━━━━━ Source records ━━━━━
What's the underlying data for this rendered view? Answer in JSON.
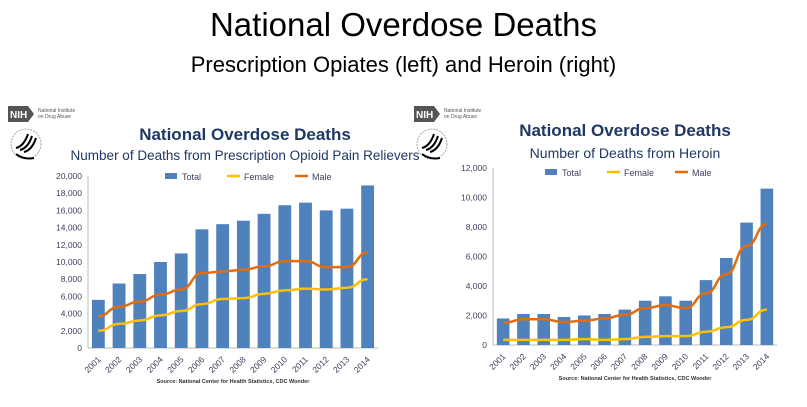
{
  "slide": {
    "title": "National Overdose Deaths",
    "subtitle": "Prescription Opiates (left) and Heroin (right)"
  },
  "logo": {
    "badge": "NIH",
    "org": [
      "National Institute",
      "on Drug Abuse"
    ],
    "seal_icon": "hhs-eagle-seal-icon"
  },
  "colors": {
    "total": "#4f81bd",
    "female": "#ffc000",
    "male": "#e46c0a",
    "title": "#1f3864",
    "axis_text": "#404060"
  },
  "chart_data": [
    {
      "type": "bar",
      "title": "National Overdose Deaths",
      "subtitle": "Number of Deaths from Prescription Opioid Pain Relievers",
      "categories": [
        "2001",
        "2002",
        "2003",
        "2004",
        "2005",
        "2006",
        "2007",
        "2008",
        "2009",
        "2010",
        "2011",
        "2012",
        "2013",
        "2014"
      ],
      "series": [
        {
          "name": "Total",
          "kind": "bar",
          "values": [
            5600,
            7500,
            8600,
            10000,
            11000,
            13800,
            14400,
            14800,
            15600,
            16600,
            16900,
            16000,
            16200,
            18900
          ]
        },
        {
          "name": "Female",
          "kind": "line",
          "values": [
            2000,
            2800,
            3200,
            3800,
            4300,
            5100,
            5700,
            5800,
            6300,
            6700,
            6900,
            6800,
            7000,
            8000
          ]
        },
        {
          "name": "Male",
          "kind": "line",
          "values": [
            3700,
            4800,
            5400,
            6200,
            6800,
            8700,
            8900,
            9100,
            9500,
            10100,
            10100,
            9400,
            9400,
            11100
          ]
        }
      ],
      "yticks": [
        "0",
        "2,000",
        "4,000",
        "6,000",
        "8,000",
        "10,000",
        "12,000",
        "14,000",
        "16,000",
        "18,000",
        "20,000"
      ],
      "ylim": [
        0,
        20000
      ],
      "legend": "top",
      "grid": false,
      "source": "Source: National Center for Health Statistics, CDC Wonder"
    },
    {
      "type": "bar",
      "title": "National Overdose Deaths",
      "subtitle": "Number of Deaths from Heroin",
      "categories": [
        "2001",
        "2002",
        "2003",
        "2004",
        "2005",
        "2006",
        "2007",
        "2008",
        "2009",
        "2010",
        "2011",
        "2012",
        "2013",
        "2014"
      ],
      "series": [
        {
          "name": "Total",
          "kind": "bar",
          "values": [
            1800,
            2100,
            2100,
            1900,
            2000,
            2100,
            2400,
            3000,
            3300,
            3000,
            4400,
            5900,
            8300,
            10600
          ]
        },
        {
          "name": "Female",
          "kind": "line",
          "values": [
            350,
            350,
            350,
            350,
            400,
            350,
            400,
            550,
            600,
            600,
            900,
            1200,
            1700,
            2400
          ]
        },
        {
          "name": "Male",
          "kind": "line",
          "values": [
            1500,
            1750,
            1750,
            1550,
            1650,
            1800,
            2050,
            2500,
            2700,
            2500,
            3500,
            4800,
            6700,
            8200
          ]
        }
      ],
      "yticks": [
        "0",
        "2,000",
        "4,000",
        "6,000",
        "8,000",
        "10,000",
        "12,000"
      ],
      "ylim": [
        0,
        12000
      ],
      "legend": "top",
      "grid": false,
      "source": "Source: National Center for Health Statistics, CDC Wonder"
    }
  ]
}
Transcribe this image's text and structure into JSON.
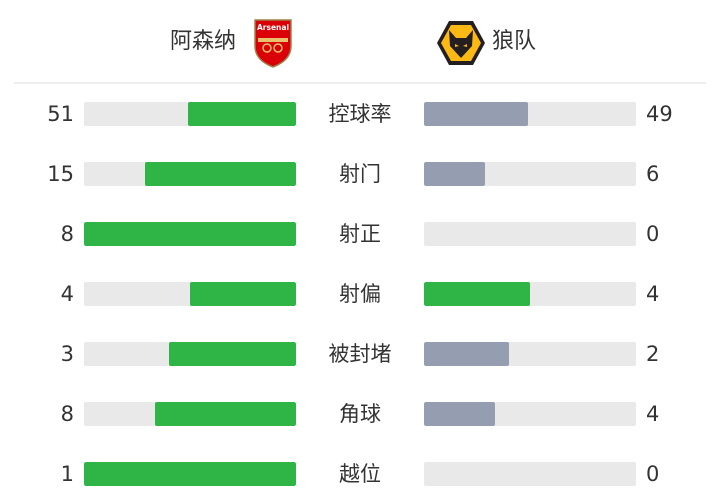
{
  "header": {
    "home": {
      "name": "阿森纳",
      "logo_text": "Arsenal",
      "logo_icon": "arsenal-crest"
    },
    "away": {
      "name": "狼队",
      "logo_icon": "wolves-crest"
    }
  },
  "colors": {
    "leader": "#2fb546",
    "trailer": "#959eb0",
    "track": "#e9e9e9"
  },
  "stats": [
    {
      "label": "控球率",
      "home": 51,
      "away": 49
    },
    {
      "label": "射门",
      "home": 15,
      "away": 6
    },
    {
      "label": "射正",
      "home": 8,
      "away": 0
    },
    {
      "label": "射偏",
      "home": 4,
      "away": 4
    },
    {
      "label": "被封堵",
      "home": 3,
      "away": 2
    },
    {
      "label": "角球",
      "home": 8,
      "away": 4
    },
    {
      "label": "越位",
      "home": 1,
      "away": 0
    }
  ]
}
━━━━━
Using the material above, gather every line that includes "Number".

◆ **The result**:
      "subtitle": "Number of Deaths from Prescription Opioid Pain Relievers",
      "subtitle": "Number of Deaths from Heroin",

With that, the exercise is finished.